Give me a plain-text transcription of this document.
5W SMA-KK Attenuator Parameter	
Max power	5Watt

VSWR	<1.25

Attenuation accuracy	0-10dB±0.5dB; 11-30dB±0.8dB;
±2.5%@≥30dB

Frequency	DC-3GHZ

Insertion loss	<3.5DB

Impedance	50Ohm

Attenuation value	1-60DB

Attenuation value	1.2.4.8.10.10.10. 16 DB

» TASK INSTRUCTIONS: Repeat the entries shown above, every one, word for word.

» EXERCISE RESULT:
Give me a plain-text transcription of this document.
5W SMA-KK Attenuator Parameter	
Max power	5Watt

VSWR	<1.25

Attenuation accuracy	0-10dB±0.5dB; 11-30dB±0.8dB;
±2.5%@≥30dB

Frequency	DC-3GHZ

Insertion loss	<3.5DB

Impedance	50Ohm

Attenuation value	1-60DB

Attenuation value	1.2.4.8.10.10.10. 16 DB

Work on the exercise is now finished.